**WHAT IS ASKED**.
Which lines in the material below contain the word "ijswater"? Copy each of them.

[Stored records]
###

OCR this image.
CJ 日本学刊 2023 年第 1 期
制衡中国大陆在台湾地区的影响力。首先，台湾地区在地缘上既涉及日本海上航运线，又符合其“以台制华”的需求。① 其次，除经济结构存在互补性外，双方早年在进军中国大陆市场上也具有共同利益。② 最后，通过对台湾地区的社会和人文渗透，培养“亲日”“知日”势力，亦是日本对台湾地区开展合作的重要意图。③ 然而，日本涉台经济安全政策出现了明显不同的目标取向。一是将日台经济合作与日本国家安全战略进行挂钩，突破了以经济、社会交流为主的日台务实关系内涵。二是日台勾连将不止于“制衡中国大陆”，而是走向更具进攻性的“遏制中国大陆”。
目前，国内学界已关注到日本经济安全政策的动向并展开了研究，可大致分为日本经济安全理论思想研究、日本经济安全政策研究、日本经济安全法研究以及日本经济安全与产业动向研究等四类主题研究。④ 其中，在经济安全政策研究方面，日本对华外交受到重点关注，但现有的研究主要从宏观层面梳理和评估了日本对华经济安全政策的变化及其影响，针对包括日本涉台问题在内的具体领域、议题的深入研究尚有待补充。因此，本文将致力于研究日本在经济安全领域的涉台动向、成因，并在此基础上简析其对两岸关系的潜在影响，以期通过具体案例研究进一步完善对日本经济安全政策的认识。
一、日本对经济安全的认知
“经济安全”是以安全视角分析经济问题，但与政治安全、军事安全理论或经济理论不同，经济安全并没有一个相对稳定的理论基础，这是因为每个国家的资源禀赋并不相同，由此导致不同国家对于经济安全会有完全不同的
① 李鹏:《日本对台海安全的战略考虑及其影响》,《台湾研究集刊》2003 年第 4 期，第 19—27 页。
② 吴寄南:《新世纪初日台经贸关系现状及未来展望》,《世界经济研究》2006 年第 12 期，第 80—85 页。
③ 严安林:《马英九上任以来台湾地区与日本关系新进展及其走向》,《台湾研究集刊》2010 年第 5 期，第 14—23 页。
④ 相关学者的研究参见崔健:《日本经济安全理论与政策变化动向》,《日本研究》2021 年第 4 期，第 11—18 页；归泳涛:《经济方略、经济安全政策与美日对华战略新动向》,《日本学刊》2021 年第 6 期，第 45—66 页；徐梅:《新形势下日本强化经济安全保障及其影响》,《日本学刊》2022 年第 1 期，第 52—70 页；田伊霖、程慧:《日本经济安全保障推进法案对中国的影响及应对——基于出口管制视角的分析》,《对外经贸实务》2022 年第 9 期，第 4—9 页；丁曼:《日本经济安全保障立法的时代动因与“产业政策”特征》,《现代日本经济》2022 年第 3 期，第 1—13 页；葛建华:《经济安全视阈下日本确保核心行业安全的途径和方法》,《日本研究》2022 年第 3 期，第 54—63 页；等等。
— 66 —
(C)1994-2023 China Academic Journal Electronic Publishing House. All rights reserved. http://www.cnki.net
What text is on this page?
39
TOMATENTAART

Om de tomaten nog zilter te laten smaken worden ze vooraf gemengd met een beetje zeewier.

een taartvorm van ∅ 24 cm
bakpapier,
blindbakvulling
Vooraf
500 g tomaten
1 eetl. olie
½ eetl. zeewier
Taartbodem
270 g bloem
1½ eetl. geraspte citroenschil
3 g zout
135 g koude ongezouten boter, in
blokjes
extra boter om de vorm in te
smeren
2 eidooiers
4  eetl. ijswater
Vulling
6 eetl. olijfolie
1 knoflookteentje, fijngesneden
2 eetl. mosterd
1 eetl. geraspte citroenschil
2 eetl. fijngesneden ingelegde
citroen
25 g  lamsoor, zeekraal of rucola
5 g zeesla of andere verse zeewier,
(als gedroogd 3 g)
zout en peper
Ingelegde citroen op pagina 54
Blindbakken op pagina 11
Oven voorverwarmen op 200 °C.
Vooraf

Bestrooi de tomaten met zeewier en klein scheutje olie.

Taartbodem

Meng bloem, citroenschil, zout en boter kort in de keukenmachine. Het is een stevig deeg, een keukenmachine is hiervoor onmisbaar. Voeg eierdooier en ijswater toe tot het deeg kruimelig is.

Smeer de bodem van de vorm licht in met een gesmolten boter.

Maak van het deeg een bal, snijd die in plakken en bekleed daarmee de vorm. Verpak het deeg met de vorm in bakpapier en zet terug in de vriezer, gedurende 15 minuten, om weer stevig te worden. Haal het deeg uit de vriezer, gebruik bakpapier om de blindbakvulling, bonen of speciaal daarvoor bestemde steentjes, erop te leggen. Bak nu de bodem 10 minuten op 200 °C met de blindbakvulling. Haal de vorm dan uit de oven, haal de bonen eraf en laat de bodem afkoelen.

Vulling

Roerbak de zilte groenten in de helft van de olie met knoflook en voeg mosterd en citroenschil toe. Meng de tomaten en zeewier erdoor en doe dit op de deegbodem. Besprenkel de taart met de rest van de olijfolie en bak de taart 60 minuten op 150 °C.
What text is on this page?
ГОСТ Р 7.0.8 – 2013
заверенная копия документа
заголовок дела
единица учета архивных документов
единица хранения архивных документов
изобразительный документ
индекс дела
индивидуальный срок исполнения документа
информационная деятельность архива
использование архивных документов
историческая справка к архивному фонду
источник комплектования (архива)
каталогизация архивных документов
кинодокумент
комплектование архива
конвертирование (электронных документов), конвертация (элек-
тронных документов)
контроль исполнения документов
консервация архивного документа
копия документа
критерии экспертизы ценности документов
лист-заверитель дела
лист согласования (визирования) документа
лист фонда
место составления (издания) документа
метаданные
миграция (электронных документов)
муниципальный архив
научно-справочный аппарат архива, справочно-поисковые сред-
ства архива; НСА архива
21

###

**RESULT BELOW**.
4  eetl. ijswater
Meng bloem, citroenschil, zout en boter kort in de keukenmachine. Het is een stevig deeg, een keukenmachine is hiervoor onmisbaar. Voeg eierdooier en ijswater toe tot het deeg kruimelig is.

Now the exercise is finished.